Each record below is to be copied word for word, with pictures removed.

**Extracted data entries:**
▬▬▬▬▬▬▬▬▬▬

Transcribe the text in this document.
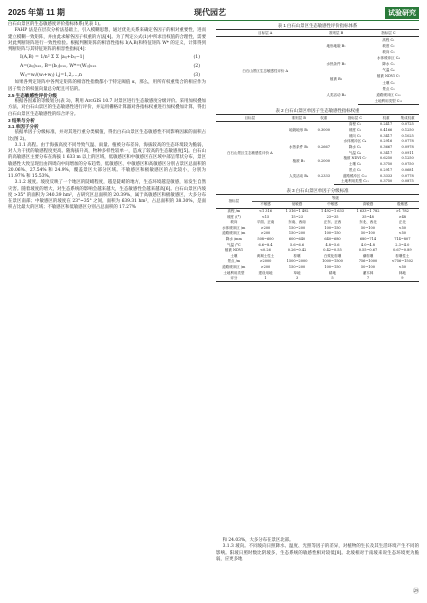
2025 年第 11 期	现代园艺	试验研究

白石山景区的生态敏感度评价指标体系(见表 1)。

FAHP 法是在层次分析法基础上，引入模糊思想，通过优先关系来确定各因子的相对重要性，进而建立模糊一致矩阵，并由此求解各因子权重的方法[4]。为了判定公式(1)中所求出权值的合理性，需要对此判断矩阵进行一致性检验。根据判断矩阵的相容性指标 I(A,B)和特征矩阵 W* 的定义，计算得到判断矩阵与其特征矩阵的相容性指标[4]：

I(A,B) = 1/n² Σ Σ |aᵢⱼ+bᵢⱼ−1|	(1)
A=(aᵢⱼ)ₙₓₙ, B=(bᵢⱼ)ₙₓₙ, W*=(Wᵢⱼ)ₙₓₙ	(2)
Wᵢⱼ=wᵢ/(wᵢ+wⱼ) i,j=1,2,…,n	(3)

如果各判定矩阵中各判定矩阵的相容性指数都小于特定阈值 α，那么，用所有权重集合的相应作为因子集合的权值向量总分配且可信的。

2.5 生态敏感性评价分级

根据各因素的等级划分(表 3)，利用 ArcGIS 10.7 对景区进行生态敏感度分级评价。采用加权叠加方法，对白石山景区的生态敏感性进行评价，并运用栅格计算器对各指标权重进行加权叠加计算，得出白石山景区生态敏感性的综合评分。

3 结果与分析

3.1 单因子分析

依据单因子分级标准，并对其进行重分类赋值，得出白石山景区生态敏感性不同影响因素的面积占比(图 2)。

3.1.1 高程。由于海拔高度不同导致气温、雨量、植被分布差异，海拔较高的生态环境较为脆弱，对人为干扰的敏感程度更高。随海拔升高，物种多样性较单一，造成了较高的生态敏感度[5]。白石山的高敏感区主要分布在海拔 1 633 m 以上的区域，低敏感区和中敏感区在区域中部呈带状分布，景区敏感性大致呈现出由四周向中间增加的分布趋势，低敏感区、中敏感区和高敏感区分别占景区总面积的 20.06%、27.54% 和 24.9%，覆盖景区大部分区域。不敏感区和极敏感区的占比较小，分别为 11.97% 和 15.53%。

3.1.2 坡度。坡度反映了一个地区的陡峭程度，越是陡峭的地方，生态环境越是敏感，易发生自然灾害。随着坡度的增大，对生态系统的影响会越来越大，生态敏感性会越来越高[6]。白石山景区内坡度 >35° 的面积为 340.39 hm²，占研究区总面积的 20.39%，属于高敏感区和极敏感区，大多分布在景区南部；中敏感区的坡度在 23°~35° 之间，面积为 639.31 hm²，占总面积的 38.30%，是面积占比最大的区域；不敏感区和低敏感区分别占总面积的 17.27%

表 1 白石山景区生态敏感性评价指标体系
目标层 A	准则层 B	指标层 C
白石山景区生态敏感性评价 A	地形地貌 B₁	高程 C₁
		坡度 C₂
		坡向 C₃
	水热条件 B₂	水体缓冲区 C₄
		降水 C₅
		气温 C₆
	植被 B₃	植被 NDVI C₇
		土壤 C₈
	人类活动 B₄	景点 C₉
		道路缓冲区 C₁₀
		土地利用类型 C₁₁
表 2 白石山景区单因子生态敏感性指标权重
目标层	准则层 B	权重	指标层 C	权重	集成权重
白石山景区生态敏感性评价 A	地貌地形 B₁	0.3000	高程 C₁	0.2417	0.0725
			坡度 C₂	0.4166	0.1250
			坡向 C₃	0.3417	0.1025
	水热条件 B₂	0.2667	水体缓冲区 C₄	0.2916	0.0778
			降水 C₅	0.3667	0.0978
			气温 C₆	0.3417	0.0911
	植被 B₃	0.2000	植被 NDVI C₇	0.6250	0.1250
			土壤 C₈	0.3750	0.0750
	人类活动 B₄	0.2333	景点 C₉	0.2917	0.0681
			道路缓冲区 C₁₀	0.3333	0.0778
			土地利用类型 C₁₁	0.3750	0.0875
表 3 白石山景区单因子分级标准
指标层	等级				
	不敏感	低敏感	中敏感	高敏感	极敏感
高程 /m	<1 316	1 316~1 492	1 492~1 633	1 633~1 782	>1 782
坡度 /(°)	<15	15~23	23~35	35~48	>48
坡向	平面、正南	东南、西南	正东、正西	东北、西北	正北
水体缓冲区 /m	>200	150~200	100~150	50~100	<50
道路缓冲区 /m	>200	150~200	100~150	50~100	<50
降水 /mm	508~600	600~640	640~680	680~714	714~807
气温 /°C	6.6~8.4	5.6~6.6	4.8~5.6	4.0~4.8	2.3~4.0
植被 NDVI	<0.26	0.26~0.42	0.42~0.55	0.55~0.67	0.67~0.89
土壤	黄褐土性土	棕壤	白浆化棕壤	潮棕壤	棕壤性土
景点 /m	>2000	1500~2000	1000~1500	756~1000	<756~1502
道路缓冲区 /m	>200	150~200	100~150	50~100	<50
土地利用类型	建设用地	草地	耕地	灌木林	林地
评分	1	3	5	7	9

和 24.03%，大多分布在景区北部。

3.1.3 坡向。不同坡向日照降水、温度、光照等因子的差异，对植物的生长及其生活环境产生不同的影响。阳坡日照时数比阴坡多，生态系统的敏感性相对较低[8]。北坡相对于南坡来说生态环境更为脆弱，应更多地

㉙
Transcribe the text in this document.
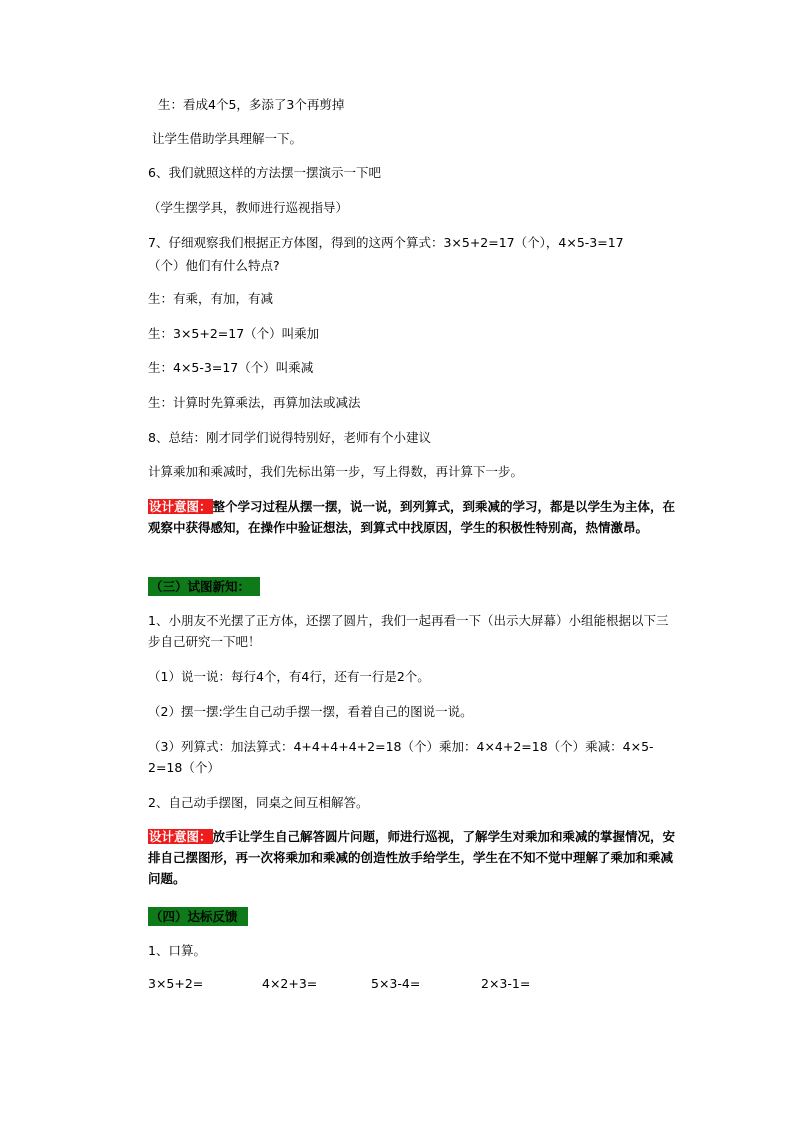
生：看成4个5，多添了3个再剪掉
让学生借助学具理解一下。
6、我们就照这样的方法摆一摆演示一下吧
（学生摆学具，教师进行巡视指导）
7、仔细观察我们根据正方体图，得到的这两个算式：3×5+2=17（个），4×5-3=17
（个）他们有什么特点?
生：有乘，有加，有减
生：3×5+2=17（个）叫乘加
生：4×5-3=17（个）叫乘减
生：计算时先算乘法，再算加法或减法
8、总结：刚才同学们说得特别好，老师有个小建议
计算乘加和乘减时，我们先标出第一步，写上得数，再计算下一步。
设计意图：整个学习过程从摆一摆，说一说，到列算式，到乘减的学习，都是以学生为主体，在观察中获得感知，在操作中验证想法，到算式中找原因，学生的积极性特别高，热情激昂。
（三）试图新知：
1、小朋友不光摆了正方体，还摆了圆片，我们一起再看一下（出示大屏幕）小组能根据以下三步自己研究一下吧！
（1）说一说：每行4个，有4行，还有一行是2个。
（2）摆一摆:学生自己动手摆一摆，看着自己的图说一说。
（3）列算式：加法算式：4+4+4+4+2=18（个）乘加：4×4+2=18（个）乘减：4×5-2=18（个）
2、自己动手摆图，同桌之间互相解答。
设计意图：放手让学生自己解答圆片问题，师进行巡视，了解学生对乘加和乘减的掌握情况，安排自己摆图形，再一次将乘加和乘减的创造性放手给学生，学生在不知不觉中理解了乘加和乘减问题。
（四）达标反馈
1、口算。
3×5+2=	4×2+3=	5×3-4=	2×3-1=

▬▬▬▬▬▬▬▬▬▬

**Complete answer:**
Transcribe the text in this document.
2025 年第 11 期	现代园艺	试验研究

白石山景区的生态敏感度评价指标体系(见表 1)。

FAHP 法是在层次分析法基础上，引入模糊思想，通过优先关系来确定各因子的相对重要性，进而建立模糊一致矩阵，并由此求解各因子权重的方法[4]。为了判定公式(1)中所求出权值的合理性，需要对此判断矩阵进行一致性检验。根据判断矩阵的相容性指标 I(A,B)和特征矩阵 W* 的定义，计算得到判断矩阵与其特征矩阵的相容性指标[4]：

I(A,B) = 1/n² Σ Σ |aᵢⱼ+bᵢⱼ−1|	(1)
A=(aᵢⱼ)ₙₓₙ, B=(bᵢⱼ)ₙₓₙ, W*=(Wᵢⱼ)ₙₓₙ	(2)
Wᵢⱼ=wᵢ/(wᵢ+wⱼ) i,j=1,2,…,n	(3)

如果各判定矩阵中各判定矩阵的相容性指数都小于特定阈值 α，那么，用所有权重集合的相应作为因子集合的权值向量总分配且可信的。

2.5 生态敏感性评价分级

根据各因素的等级划分(表 3)，利用 ArcGIS 10.7 对景区进行生态敏感度分级评价。采用加权叠加方法，对白石山景区的生态敏感性进行评价，并运用栅格计算器对各指标权重进行加权叠加计算，得出白石山景区生态敏感性的综合评分。

3 结果与分析

3.1 单因子分析

依据单因子分级标准，并对其进行重分类赋值，得出白石山景区生态敏感性不同影响因素的面积占比(图 2)。

3.1.1 高程。由于海拔高度不同导致气温、雨量、植被分布差异，海拔较高的生态环境较为脆弱，对人为干扰的敏感程度更高。随海拔升高，物种多样性较单一，造成了较高的生态敏感度[5]。白石山的高敏感区主要分布在海拔 1 633 m 以上的区域，低敏感区和中敏感区在区域中部呈带状分布，景区敏感性大致呈现出由四周向中间增加的分布趋势，低敏感区、中敏感区和高敏感区分别占景区总面积的 20.06%、27.54% 和 24.9%，覆盖景区大部分区域。不敏感区和极敏感区的占比较小，分别为 11.97% 和 15.53%。

3.1.2 坡度。坡度反映了一个地区的陡峭程度，越是陡峭的地方，生态环境越是敏感，易发生自然灾害。随着坡度的增大，对生态系统的影响会越来越大，生态敏感性会越来越高[6]。白石山景区内坡度 >35° 的面积为 340.39 hm²，占研究区总面积的 20.39%，属于高敏感区和极敏感区，大多分布在景区南部；中敏感区的坡度在 23°~35° 之间，面积为 639.31 hm²，占总面积的 38.30%，是面积占比最大的区域；不敏感区和低敏感区分别占总面积的 17.27%

表 1 白石山景区生态敏感性评价指标体系
目标层 A	准则层 B	指标层 C
白石山景区生态敏感性评价 A	地形地貌 B₁	高程 C₁
		坡度 C₂
		坡向 C₃
	水热条件 B₂	水体缓冲区 C₄
		降水 C₅
		气温 C₆
	植被 B₃	植被 NDVI C₇
		土壤 C₈
	人类活动 B₄	景点 C₉
		道路缓冲区 C₁₀
		土地利用类型 C₁₁
表 2 白石山景区单因子生态敏感性指标权重
目标层	准则层 B	权重	指标层 C	权重	集成权重
白石山景区生态敏感性评价 A	地貌地形 B₁	0.3000	高程 C₁	0.2417	0.0725
			坡度 C₂	0.4166	0.1250
			坡向 C₃	0.3417	0.1025
	水热条件 B₂	0.2667	水体缓冲区 C₄	0.2916	0.0778
			降水 C₅	0.3667	0.0978
			气温 C₆	0.3417	0.0911
	植被 B₃	0.2000	植被 NDVI C₇	0.6250	0.1250
			土壤 C₈	0.3750	0.0750
	人类活动 B₄	0.2333	景点 C₉	0.2917	0.0681
			道路缓冲区 C₁₀	0.3333	0.0778
			土地利用类型 C₁₁	0.3750	0.0875
表 3 白石山景区单因子分级标准
指标层	等级				
	不敏感	低敏感	中敏感	高敏感	极敏感
高程 /m	<1 316	1 316~1 492	1 492~1 633	1 633~1 782	>1 782
坡度 /(°)	<15	15~23	23~35	35~48	>48
坡向	平面、正南	东南、西南	正东、正西	东北、西北	正北
水体缓冲区 /m	>200	150~200	100~150	50~100	<50
道路缓冲区 /m	>200	150~200	100~150	50~100	<50
降水 /mm	508~600	600~640	640~680	680~714	714~807
气温 /°C	6.6~8.4	5.6~6.6	4.8~5.6	4.0~4.8	2.3~4.0
植被 NDVI	<0.26	0.26~0.42	0.42~0.55	0.55~0.67	0.67~0.89
土壤	黄褐土性土	棕壤	白浆化棕壤	潮棕壤	棕壤性土
景点 /m	>2000	1500~2000	1000~1500	756~1000	<756~1502
道路缓冲区 /m	>200	150~200	100~150	50~100	<50
土地利用类型	建设用地	草地	耕地	灌木林	林地
评分	1	3	5	7	9

和 24.03%，大多分布在景区北部。

3.1.3 坡向。不同坡向日照降水、温度、光照等因子的差异，对植物的生长及其生活环境产生不同的影响。阳坡日照时数比阴坡多，生态系统的敏感性相对较低[8]。北坡相对于南坡来说生态环境更为脆弱，应更多地

㉙
Transcribe the text in this document.
生：看成4个5，多添了3个再剪掉
让学生借助学具理解一下。
6、我们就照这样的方法摆一摆演示一下吧
（学生摆学具，教师进行巡视指导）
7、仔细观察我们根据正方体图，得到的这两个算式：3×5+2=17（个），4×5-3=17
（个）他们有什么特点?
生：有乘，有加，有减
生：3×5+2=17（个）叫乘加
生：4×5-3=17（个）叫乘减
生：计算时先算乘法，再算加法或减法
8、总结：刚才同学们说得特别好，老师有个小建议
计算乘加和乘减时，我们先标出第一步，写上得数，再计算下一步。
设计意图：整个学习过程从摆一摆，说一说，到列算式，到乘减的学习，都是以学生为主体，在观察中获得感知，在操作中验证想法，到算式中找原因，学生的积极性特别高，热情激昂。
（三）试图新知：
1、小朋友不光摆了正方体，还摆了圆片，我们一起再看一下（出示大屏幕）小组能根据以下三步自己研究一下吧！
（1）说一说：每行4个，有4行，还有一行是2个。
（2）摆一摆:学生自己动手摆一摆，看着自己的图说一说。
（3）列算式：加法算式：4+4+4+4+2=18（个）乘加：4×4+2=18（个）乘减：4×5-2=18（个）
2、自己动手摆图，同桌之间互相解答。
设计意图：放手让学生自己解答圆片问题，师进行巡视，了解学生对乘加和乘减的掌握情况，安排自己摆图形，再一次将乘加和乘减的创造性放手给学生，学生在不知不觉中理解了乘加和乘减问题。
（四）达标反馈
1、口算。
3×5+2=	4×2+3=	5×3-4=	2×3-1=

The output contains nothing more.